EXERCISE = Every entry must be copied word for word.

PROVIDED DATA =
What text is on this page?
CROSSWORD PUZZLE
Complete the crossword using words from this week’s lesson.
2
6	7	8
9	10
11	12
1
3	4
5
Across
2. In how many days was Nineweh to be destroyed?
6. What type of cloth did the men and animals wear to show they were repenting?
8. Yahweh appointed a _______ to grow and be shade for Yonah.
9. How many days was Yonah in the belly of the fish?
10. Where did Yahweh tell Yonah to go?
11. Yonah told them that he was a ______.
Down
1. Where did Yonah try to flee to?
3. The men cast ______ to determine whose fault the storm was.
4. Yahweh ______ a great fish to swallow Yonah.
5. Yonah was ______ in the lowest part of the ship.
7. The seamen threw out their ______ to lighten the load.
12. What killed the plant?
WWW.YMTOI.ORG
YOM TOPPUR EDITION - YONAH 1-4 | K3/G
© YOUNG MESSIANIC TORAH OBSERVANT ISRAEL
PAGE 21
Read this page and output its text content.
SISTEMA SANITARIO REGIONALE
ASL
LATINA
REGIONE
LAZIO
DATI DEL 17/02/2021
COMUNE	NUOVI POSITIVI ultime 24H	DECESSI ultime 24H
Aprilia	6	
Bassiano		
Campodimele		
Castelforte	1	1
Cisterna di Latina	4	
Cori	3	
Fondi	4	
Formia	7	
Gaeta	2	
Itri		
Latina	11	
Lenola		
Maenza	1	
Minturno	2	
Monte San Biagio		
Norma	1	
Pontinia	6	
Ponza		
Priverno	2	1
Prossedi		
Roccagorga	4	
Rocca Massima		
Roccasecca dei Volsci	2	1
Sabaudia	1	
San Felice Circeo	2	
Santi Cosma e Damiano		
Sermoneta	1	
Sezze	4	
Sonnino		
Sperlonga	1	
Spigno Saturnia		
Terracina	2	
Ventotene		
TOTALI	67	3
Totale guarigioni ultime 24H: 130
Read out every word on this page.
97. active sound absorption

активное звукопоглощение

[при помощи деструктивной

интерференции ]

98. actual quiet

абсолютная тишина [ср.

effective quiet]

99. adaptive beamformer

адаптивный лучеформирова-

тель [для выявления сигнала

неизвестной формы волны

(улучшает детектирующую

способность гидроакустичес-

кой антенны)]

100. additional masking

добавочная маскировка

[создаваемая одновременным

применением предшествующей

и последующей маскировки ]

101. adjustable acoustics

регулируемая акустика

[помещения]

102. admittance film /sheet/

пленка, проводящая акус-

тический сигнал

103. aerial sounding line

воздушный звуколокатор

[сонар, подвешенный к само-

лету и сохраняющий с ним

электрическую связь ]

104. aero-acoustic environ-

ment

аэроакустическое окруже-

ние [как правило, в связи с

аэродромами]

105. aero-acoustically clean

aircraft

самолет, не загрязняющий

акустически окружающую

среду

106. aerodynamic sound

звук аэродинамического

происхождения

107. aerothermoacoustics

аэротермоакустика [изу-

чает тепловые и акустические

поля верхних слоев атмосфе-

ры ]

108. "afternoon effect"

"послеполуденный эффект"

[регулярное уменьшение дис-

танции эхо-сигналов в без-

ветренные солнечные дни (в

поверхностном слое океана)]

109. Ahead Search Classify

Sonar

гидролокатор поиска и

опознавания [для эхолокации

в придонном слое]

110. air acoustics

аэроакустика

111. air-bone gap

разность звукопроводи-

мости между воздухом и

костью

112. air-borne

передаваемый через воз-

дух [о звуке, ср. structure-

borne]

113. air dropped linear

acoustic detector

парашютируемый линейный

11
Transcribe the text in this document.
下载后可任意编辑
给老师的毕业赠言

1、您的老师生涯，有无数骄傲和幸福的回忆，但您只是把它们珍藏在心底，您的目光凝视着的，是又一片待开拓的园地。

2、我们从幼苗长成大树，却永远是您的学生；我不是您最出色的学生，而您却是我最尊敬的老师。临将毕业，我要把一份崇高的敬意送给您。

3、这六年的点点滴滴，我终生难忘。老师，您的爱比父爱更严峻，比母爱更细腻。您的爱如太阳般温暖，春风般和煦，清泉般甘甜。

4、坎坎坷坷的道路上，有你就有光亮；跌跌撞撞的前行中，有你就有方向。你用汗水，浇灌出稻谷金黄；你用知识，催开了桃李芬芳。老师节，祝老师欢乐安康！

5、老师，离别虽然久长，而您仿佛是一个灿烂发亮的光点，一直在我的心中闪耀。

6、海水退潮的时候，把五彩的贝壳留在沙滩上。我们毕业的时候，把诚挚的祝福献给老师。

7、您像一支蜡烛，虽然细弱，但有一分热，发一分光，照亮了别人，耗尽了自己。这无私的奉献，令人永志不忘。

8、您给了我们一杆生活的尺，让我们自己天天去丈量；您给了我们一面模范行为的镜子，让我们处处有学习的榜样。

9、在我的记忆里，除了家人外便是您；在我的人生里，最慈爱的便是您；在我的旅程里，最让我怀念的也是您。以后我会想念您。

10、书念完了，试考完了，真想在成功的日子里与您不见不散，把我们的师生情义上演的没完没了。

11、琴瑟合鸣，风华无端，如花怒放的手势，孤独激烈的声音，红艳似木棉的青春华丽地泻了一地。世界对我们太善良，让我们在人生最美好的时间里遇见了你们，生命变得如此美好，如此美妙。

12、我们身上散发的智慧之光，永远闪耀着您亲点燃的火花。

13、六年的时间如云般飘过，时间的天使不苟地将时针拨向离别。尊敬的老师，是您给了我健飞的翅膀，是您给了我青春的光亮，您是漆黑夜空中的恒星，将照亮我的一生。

REPLY TO THE TASK =
What text is on this page?
CROSSWORD PUZZLE
Complete the crossword using words from this week’s lesson.
2
6	7	8
9	10
11	12
1
3	4
5
Across
2. In how many days was Nineweh to be destroyed?
6. What type of cloth did the men and animals wear to show they were repenting?
8. Yahweh appointed a _______ to grow and be shade for Yonah.
9. How many days was Yonah in the belly of the fish?
10. Where did Yahweh tell Yonah to go?
11. Yonah told them that he was a ______.
Down
1. Where did Yonah try to flee to?
3. The men cast ______ to determine whose fault the storm was.
4. Yahweh ______ a great fish to swallow Yonah.
5. Yonah was ______ in the lowest part of the ship.
7. The seamen threw out their ______ to lighten the load.
12. What killed the plant?
WWW.YMTOI.ORG
YOM TOPPUR EDITION - YONAH 1-4 | K3/G
© YOUNG MESSIANIC TORAH OBSERVANT ISRAEL
PAGE 21
Read this page and output its text content.
SISTEMA SANITARIO REGIONALE
ASL
LATINA
REGIONE
LAZIO
DATI DEL 17/02/2021
COMUNE	NUOVI POSITIVI ultime 24H	DECESSI ultime 24H
Aprilia	6	
Bassiano		
Campodimele		
Castelforte	1	1
Cisterna di Latina	4	
Cori	3	
Fondi	4	
Formia	7	
Gaeta	2	
Itri		
Latina	11	
Lenola		
Maenza	1	
Minturno	2	
Monte San Biagio		
Norma	1	
Pontinia	6	
Ponza		
Priverno	2	1
Prossedi		
Roccagorga	4	
Rocca Massima		
Roccasecca dei Volsci	2	1
Sabaudia	1	
San Felice Circeo	2	
Santi Cosma e Damiano		
Sermoneta	1	
Sezze	4	
Sonnino		
Sperlonga	1	
Spigno Saturnia		
Terracina	2	
Ventotene		
TOTALI	67	3
Totale guarigioni ultime 24H: 130
Read out every word on this page.
97. active sound absorption

активное звукопоглощение

[при помощи деструктивной

интерференции ]

98. actual quiet

абсолютная тишина [ср.

effective quiet]

99. adaptive beamformer

адаптивный лучеформирова-

тель [для выявления сигнала

неизвестной формы волны

(улучшает детектирующую

способность гидроакустичес-

кой антенны)]

100. additional masking

добавочная маскировка

[создаваемая одновременным

применением предшествующей

и последующей маскировки ]

101. adjustable acoustics

регулируемая акустика

[помещения]

102. admittance film /sheet/

пленка, проводящая акус-

тический сигнал

103. aerial sounding line

воздушный звуколокатор

[сонар, подвешенный к само-

лету и сохраняющий с ним

электрическую связь ]

104. aero-acoustic environ-

ment

аэроакустическое окруже-

ние [как правило, в связи с

аэродромами]

105. aero-acoustically clean

aircraft

самолет, не загрязняющий

акустически окружающую

среду

106. aerodynamic sound

звук аэродинамического

происхождения

107. aerothermoacoustics

аэротермоакустика [изу-

чает тепловые и акустические

поля верхних слоев атмосфе-

ры ]

108. "afternoon effect"

"послеполуденный эффект"

[регулярное уменьшение дис-

танции эхо-сигналов в без-

ветренные солнечные дни (в

поверхностном слое океана)]

109. Ahead Search Classify

Sonar

гидролокатор поиска и

опознавания [для эхолокации

в придонном слое]

110. air acoustics

аэроакустика

111. air-bone gap

разность звукопроводи-

мости между воздухом и

костью

112. air-borne

передаваемый через воз-

дух [о звуке, ср. structure-

borne]

113. air dropped linear

acoustic detector

парашютируемый линейный

11
Transcribe the text in this document.
下载后可任意编辑
给老师的毕业赠言

1、您的老师生涯，有无数骄傲和幸福的回忆，但您只是把它们珍藏在心底，您的目光凝视着的，是又一片待开拓的园地。

2、我们从幼苗长成大树，却永远是您的学生；我不是您最出色的学生，而您却是我最尊敬的老师。临将毕业，我要把一份崇高的敬意送给您。

3、这六年的点点滴滴，我终生难忘。老师，您的爱比父爱更严峻，比母爱更细腻。您的爱如太阳般温暖，春风般和煦，清泉般甘甜。

4、坎坎坷坷的道路上，有你就有光亮；跌跌撞撞的前行中，有你就有方向。你用汗水，浇灌出稻谷金黄；你用知识，催开了桃李芬芳。老师节，祝老师欢乐安康！

5、老师，离别虽然久长，而您仿佛是一个灿烂发亮的光点，一直在我的心中闪耀。

6、海水退潮的时候，把五彩的贝壳留在沙滩上。我们毕业的时候，把诚挚的祝福献给老师。

7、您像一支蜡烛，虽然细弱，但有一分热，发一分光，照亮了别人，耗尽了自己。这无私的奉献，令人永志不忘。

8、您给了我们一杆生活的尺，让我们自己天天去丈量；您给了我们一面模范行为的镜子，让我们处处有学习的榜样。

9、在我的记忆里，除了家人外便是您；在我的人生里，最慈爱的便是您；在我的旅程里，最让我怀念的也是您。以后我会想念您。

10、书念完了，试考完了，真想在成功的日子里与您不见不散，把我们的师生情义上演的没完没了。

11、琴瑟合鸣，风华无端，如花怒放的手势，孤独激烈的声音，红艳似木棉的青春华丽地泻了一地。世界对我们太善良，让我们在人生最美好的时间里遇见了你们，生命变得如此美好，如此美妙。

12、我们身上散发的智慧之光，永远闪耀着您亲点燃的火花。

13、六年的时间如云般飘过，时间的天使不苟地将时针拨向离别。尊敬的老师，是您给了我健飞的翅膀，是您给了我青春的光亮，您是漆黑夜空中的恒星，将照亮我的一生。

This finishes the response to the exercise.